The data -

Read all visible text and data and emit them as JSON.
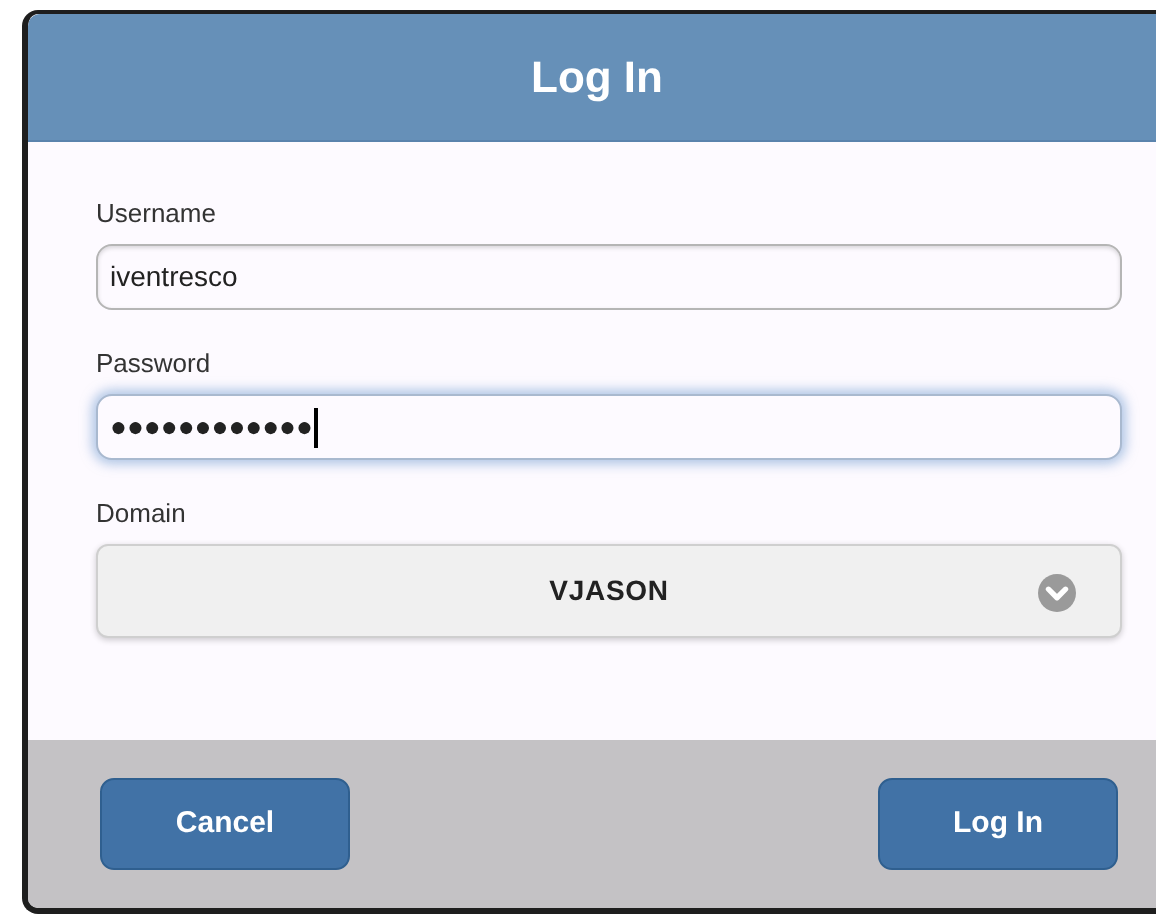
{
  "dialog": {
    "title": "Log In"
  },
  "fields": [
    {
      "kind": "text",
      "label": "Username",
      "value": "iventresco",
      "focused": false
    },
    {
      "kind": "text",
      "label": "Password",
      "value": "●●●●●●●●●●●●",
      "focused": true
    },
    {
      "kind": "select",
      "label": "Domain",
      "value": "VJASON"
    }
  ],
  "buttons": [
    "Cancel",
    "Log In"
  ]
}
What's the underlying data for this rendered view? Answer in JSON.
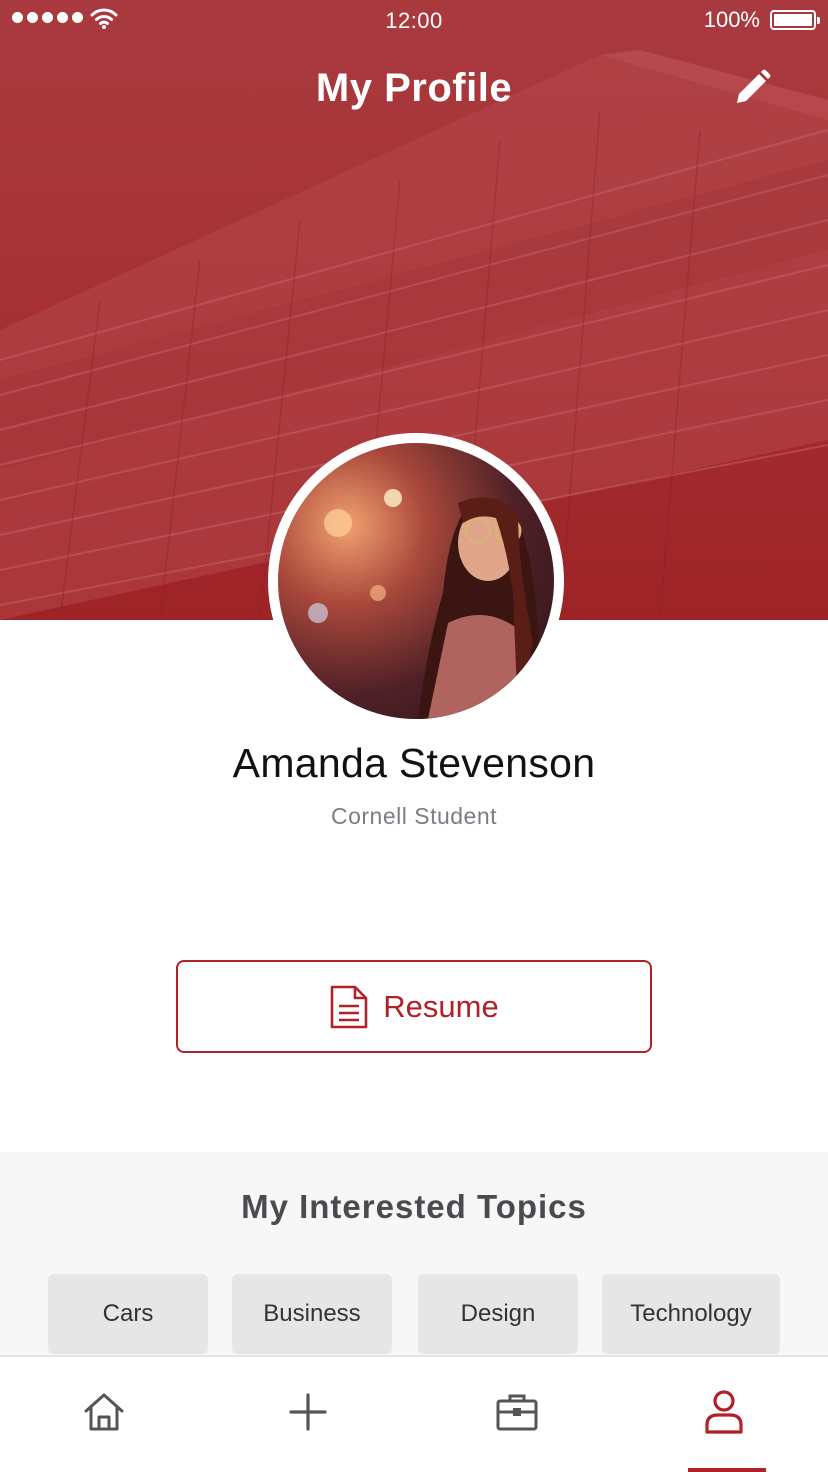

--

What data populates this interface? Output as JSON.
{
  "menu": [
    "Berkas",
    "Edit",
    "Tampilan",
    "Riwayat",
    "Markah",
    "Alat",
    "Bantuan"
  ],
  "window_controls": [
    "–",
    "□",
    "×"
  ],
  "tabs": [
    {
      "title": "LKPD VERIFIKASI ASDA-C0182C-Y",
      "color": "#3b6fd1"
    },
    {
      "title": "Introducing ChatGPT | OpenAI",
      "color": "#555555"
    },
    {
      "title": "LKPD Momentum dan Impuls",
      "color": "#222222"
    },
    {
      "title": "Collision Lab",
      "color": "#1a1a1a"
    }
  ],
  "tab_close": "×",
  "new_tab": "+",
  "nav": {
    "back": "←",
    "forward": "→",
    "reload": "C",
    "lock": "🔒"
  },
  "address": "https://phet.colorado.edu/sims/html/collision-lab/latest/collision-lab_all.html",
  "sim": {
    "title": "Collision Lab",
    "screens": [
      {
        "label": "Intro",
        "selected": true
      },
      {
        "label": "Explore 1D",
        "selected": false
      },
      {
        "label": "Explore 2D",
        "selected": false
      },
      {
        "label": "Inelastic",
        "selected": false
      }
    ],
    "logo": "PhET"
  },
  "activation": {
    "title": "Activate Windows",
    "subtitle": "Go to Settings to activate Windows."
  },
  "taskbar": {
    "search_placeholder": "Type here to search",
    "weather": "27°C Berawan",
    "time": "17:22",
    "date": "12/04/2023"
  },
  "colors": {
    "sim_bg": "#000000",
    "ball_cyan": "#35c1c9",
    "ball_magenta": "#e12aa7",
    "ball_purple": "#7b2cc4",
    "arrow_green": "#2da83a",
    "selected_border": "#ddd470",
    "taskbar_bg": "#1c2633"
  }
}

Directions -
Out of the records above, set down only the lines from the one that contains "Read all visible" through the one that contains "What's the underlying", unchanged and without the pictures.

Response to this task -
Read all visible text and data and emit them as JSON.
{
  "dialog": {
    "title": "Log In"
  },
  "fields": [
    {
      "kind": "text",
      "label": "Username",
      "value": "iventresco",
      "focused": false
    },
    {
      "kind": "text",
      "label": "Password",
      "value": "●●●●●●●●●●●●",
      "focused": true
    },
    {
      "kind": "select",
      "label": "Domain",
      "value": "VJASON"
    }
  ],
  "buttons": [
    "Cancel",
    "Log In"
  ]
}
What's the underlying data for this rendered view? Answer in JSON.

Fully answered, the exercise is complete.